## REQUIRED WORK
Copy each of the following records verbatim, line for line.

[Records with labeled boxes]
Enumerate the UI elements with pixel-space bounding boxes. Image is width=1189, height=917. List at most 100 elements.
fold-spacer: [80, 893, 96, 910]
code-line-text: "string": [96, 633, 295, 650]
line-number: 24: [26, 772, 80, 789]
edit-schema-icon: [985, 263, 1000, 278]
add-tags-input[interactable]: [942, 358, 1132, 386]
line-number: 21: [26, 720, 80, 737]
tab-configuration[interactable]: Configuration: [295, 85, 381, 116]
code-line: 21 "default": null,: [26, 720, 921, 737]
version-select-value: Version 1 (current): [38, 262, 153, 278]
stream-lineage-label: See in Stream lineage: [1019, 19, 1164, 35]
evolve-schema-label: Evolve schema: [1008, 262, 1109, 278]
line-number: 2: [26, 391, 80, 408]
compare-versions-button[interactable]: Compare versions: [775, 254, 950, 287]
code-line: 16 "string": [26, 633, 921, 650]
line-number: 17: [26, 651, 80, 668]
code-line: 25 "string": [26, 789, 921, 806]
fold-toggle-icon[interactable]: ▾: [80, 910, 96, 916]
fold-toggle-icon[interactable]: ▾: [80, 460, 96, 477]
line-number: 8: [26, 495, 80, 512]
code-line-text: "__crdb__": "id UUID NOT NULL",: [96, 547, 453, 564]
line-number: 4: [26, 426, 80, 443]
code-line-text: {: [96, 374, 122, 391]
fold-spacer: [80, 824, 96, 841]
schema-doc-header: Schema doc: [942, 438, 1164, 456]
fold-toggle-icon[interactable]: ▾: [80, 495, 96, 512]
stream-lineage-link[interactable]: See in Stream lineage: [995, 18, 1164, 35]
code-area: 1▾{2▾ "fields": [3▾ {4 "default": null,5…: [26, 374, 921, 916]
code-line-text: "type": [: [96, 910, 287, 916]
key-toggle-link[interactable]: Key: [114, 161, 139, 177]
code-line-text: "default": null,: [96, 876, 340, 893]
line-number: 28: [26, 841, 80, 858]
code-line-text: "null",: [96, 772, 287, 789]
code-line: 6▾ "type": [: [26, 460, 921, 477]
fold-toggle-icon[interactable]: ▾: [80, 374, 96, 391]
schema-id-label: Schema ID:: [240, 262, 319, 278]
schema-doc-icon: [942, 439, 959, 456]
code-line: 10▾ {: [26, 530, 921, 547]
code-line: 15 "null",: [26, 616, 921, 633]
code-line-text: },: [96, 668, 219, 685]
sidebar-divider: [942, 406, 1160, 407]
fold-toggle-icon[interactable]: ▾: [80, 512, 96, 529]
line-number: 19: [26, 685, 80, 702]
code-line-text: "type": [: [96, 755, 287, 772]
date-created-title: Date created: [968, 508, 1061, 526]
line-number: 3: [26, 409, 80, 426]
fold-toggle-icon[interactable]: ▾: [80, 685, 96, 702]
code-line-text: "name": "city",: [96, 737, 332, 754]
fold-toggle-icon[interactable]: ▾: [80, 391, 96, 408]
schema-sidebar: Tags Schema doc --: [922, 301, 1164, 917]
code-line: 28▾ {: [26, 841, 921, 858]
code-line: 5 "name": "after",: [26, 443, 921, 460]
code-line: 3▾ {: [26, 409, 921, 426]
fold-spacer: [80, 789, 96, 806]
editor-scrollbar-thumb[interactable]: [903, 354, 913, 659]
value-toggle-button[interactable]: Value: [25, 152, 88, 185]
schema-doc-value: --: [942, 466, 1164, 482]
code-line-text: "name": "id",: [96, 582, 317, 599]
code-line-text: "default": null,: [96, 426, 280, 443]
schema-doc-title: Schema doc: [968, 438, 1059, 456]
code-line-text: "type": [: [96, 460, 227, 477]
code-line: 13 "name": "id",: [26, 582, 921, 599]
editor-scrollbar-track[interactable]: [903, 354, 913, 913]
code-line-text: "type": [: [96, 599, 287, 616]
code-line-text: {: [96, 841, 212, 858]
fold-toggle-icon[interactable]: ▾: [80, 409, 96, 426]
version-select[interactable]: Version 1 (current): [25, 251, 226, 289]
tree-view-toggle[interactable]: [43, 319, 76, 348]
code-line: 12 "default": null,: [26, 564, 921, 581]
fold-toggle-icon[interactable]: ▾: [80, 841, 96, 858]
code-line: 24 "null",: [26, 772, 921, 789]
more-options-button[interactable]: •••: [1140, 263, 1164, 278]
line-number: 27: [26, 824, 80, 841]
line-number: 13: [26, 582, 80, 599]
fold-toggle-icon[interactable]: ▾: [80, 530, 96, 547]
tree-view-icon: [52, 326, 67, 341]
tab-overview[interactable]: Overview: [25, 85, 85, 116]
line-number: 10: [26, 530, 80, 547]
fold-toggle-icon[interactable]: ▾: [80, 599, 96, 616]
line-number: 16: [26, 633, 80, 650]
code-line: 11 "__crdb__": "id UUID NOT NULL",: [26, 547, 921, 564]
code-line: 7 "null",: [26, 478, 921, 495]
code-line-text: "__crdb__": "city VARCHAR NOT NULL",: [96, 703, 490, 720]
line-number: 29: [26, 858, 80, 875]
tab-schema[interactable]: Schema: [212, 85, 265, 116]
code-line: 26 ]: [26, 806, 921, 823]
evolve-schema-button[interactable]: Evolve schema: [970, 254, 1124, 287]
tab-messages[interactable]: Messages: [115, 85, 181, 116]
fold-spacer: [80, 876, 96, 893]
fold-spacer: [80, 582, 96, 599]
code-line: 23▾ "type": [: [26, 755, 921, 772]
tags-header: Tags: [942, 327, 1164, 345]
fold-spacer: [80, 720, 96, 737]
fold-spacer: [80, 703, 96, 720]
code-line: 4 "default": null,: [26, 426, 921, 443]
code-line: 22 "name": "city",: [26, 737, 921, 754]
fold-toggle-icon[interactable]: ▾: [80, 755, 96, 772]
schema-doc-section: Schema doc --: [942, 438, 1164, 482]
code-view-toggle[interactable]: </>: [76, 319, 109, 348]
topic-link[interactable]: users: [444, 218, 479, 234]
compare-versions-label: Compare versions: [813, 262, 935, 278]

## TASK RESULT
Enumerate the UI elements with pixel-space bounding boxes. Image is width=1189, height=917. List at most 100 elements.
fold-spacer: [80, 893, 96, 910]
code-line-text: "string": [96, 633, 295, 650]
line-number: 24: [26, 772, 80, 789]
edit-schema-icon: [985, 263, 1000, 278]
add-tags-input[interactable]: [942, 358, 1132, 386]
line-number: 21: [26, 720, 80, 737]
tab-configuration[interactable]: Configuration: [295, 85, 381, 116]
code-line: 21 "default": null,: [26, 720, 921, 737]
version-select-value: Version 1 (current): [38, 262, 153, 278]
stream-lineage-label: See in Stream lineage: [1019, 19, 1164, 35]
evolve-schema-label: Evolve schema: [1008, 262, 1109, 278]
line-number: 2: [26, 391, 80, 408]
compare-versions-button[interactable]: Compare versions: [775, 254, 950, 287]
code-line: 16 "string": [26, 633, 921, 650]
line-number: 17: [26, 651, 80, 668]
code-line: 25 "string": [26, 789, 921, 806]
fold-toggle-icon[interactable]: ▾: [80, 910, 96, 916]
fold-toggle-icon[interactable]: ▾: [80, 460, 96, 477]
line-number: 8: [26, 495, 80, 512]
code-line-text: "__crdb__": "id UUID NOT NULL",: [96, 547, 453, 564]
line-number: 4: [26, 426, 80, 443]
code-line-text: {: [96, 374, 122, 391]
fold-spacer: [80, 824, 96, 841]
schema-doc-header: Schema doc: [942, 438, 1164, 456]
fold-toggle-icon[interactable]: ▾: [80, 495, 96, 512]
stream-lineage-link[interactable]: See in Stream lineage: [995, 18, 1164, 35]
code-area: 1▾{2▾ "fields": [3▾ {4 "default": null,5…: [26, 374, 921, 916]
code-line-text: "type": [: [96, 910, 287, 916]
key-toggle-link[interactable]: Key: [114, 161, 139, 177]
code-line-text: "default": null,: [96, 876, 340, 893]
line-number: 28: [26, 841, 80, 858]
code-line-text: "null",: [96, 772, 287, 789]
code-line: 6▾ "type": [: [26, 460, 921, 477]
fold-toggle-icon[interactable]: ▾: [80, 374, 96, 391]
schema-id-label: Schema ID:: [240, 262, 319, 278]
schema-doc-icon: [942, 439, 959, 456]
code-line: 10▾ {: [26, 530, 921, 547]
code-line: 15 "null",: [26, 616, 921, 633]
code-line-text: },: [96, 668, 219, 685]
sidebar-divider: [942, 406, 1160, 407]
fold-toggle-icon[interactable]: ▾: [80, 512, 96, 529]
line-number: 19: [26, 685, 80, 702]
code-line-text: "type": [: [96, 755, 287, 772]
date-created-title: Date created: [968, 508, 1061, 526]
line-number: 3: [26, 409, 80, 426]
fold-toggle-icon[interactable]: ▾: [80, 685, 96, 702]
code-line-text: "name": "city",: [96, 737, 332, 754]
fold-toggle-icon[interactable]: ▾: [80, 391, 96, 408]
schema-sidebar: Tags Schema doc --: [922, 301, 1164, 917]
code-line: 28▾ {: [26, 841, 921, 858]
code-line: 5 "name": "after",: [26, 443, 921, 460]
code-line: 3▾ {: [26, 409, 921, 426]
fold-spacer: [80, 789, 96, 806]
editor-scrollbar-thumb[interactable]: [903, 354, 913, 659]
value-toggle-button[interactable]: Value: [25, 152, 88, 185]
schema-doc-value: --: [942, 466, 1164, 482]
code-line-text: "name": "id",: [96, 582, 317, 599]
code-line-text: "default": null,: [96, 426, 280, 443]
schema-doc-title: Schema doc: [968, 438, 1059, 456]
code-line-text: "type": [: [96, 460, 227, 477]
code-line: 13 "name": "id",: [26, 582, 921, 599]
editor-scrollbar-track[interactable]: [903, 354, 913, 913]
code-line-text: "type": [: [96, 599, 287, 616]
code-line-text: {: [96, 841, 212, 858]
fold-toggle-icon[interactable]: ▾: [80, 409, 96, 426]
version-select[interactable]: Version 1 (current): [25, 251, 226, 289]
tree-view-toggle[interactable]: [43, 319, 76, 348]
code-line: 12 "default": null,: [26, 564, 921, 581]
fold-toggle-icon[interactable]: ▾: [80, 841, 96, 858]
code-line: 24 "null",: [26, 772, 921, 789]
more-options-button[interactable]: •••: [1140, 263, 1164, 278]
line-number: 27: [26, 824, 80, 841]
line-number: 13: [26, 582, 80, 599]
fold-toggle-icon[interactable]: ▾: [80, 530, 96, 547]
tree-view-icon: [52, 326, 67, 341]
tab-overview[interactable]: Overview: [25, 85, 85, 116]
line-number: 10: [26, 530, 80, 547]
fold-toggle-icon[interactable]: ▾: [80, 599, 96, 616]
line-number: 16: [26, 633, 80, 650]
code-line: 11 "__crdb__": "id UUID NOT NULL",: [26, 547, 921, 564]
code-line: 7 "null",: [26, 478, 921, 495]
code-line-text: "__crdb__": "city VARCHAR NOT NULL",: [96, 703, 490, 720]
line-number: 29: [26, 858, 80, 875]
tab-schema[interactable]: Schema: [212, 85, 265, 116]
code-line: 26 ]: [26, 806, 921, 823]
evolve-schema-button[interactable]: Evolve schema: [970, 254, 1124, 287]
tab-messages[interactable]: Messages: [115, 85, 181, 116]
fold-spacer: [80, 876, 96, 893]
fold-spacer: [80, 582, 96, 599]
code-line: 23▾ "type": [: [26, 755, 921, 772]
tags-header: Tags: [942, 327, 1164, 345]
fold-spacer: [80, 720, 96, 737]
fold-spacer: [80, 703, 96, 720]
code-line: 4 "default": null,: [26, 426, 921, 443]
code-line: 22 "name": "city",: [26, 737, 921, 754]
fold-toggle-icon[interactable]: ▾: [80, 755, 96, 772]
schema-doc-section: Schema doc --: [942, 438, 1164, 482]
code-view-toggle[interactable]: </>: [76, 319, 109, 348]
topic-link[interactable]: users: [444, 218, 479, 234]
compare-versions-label: Compare versions: [813, 262, 935, 278]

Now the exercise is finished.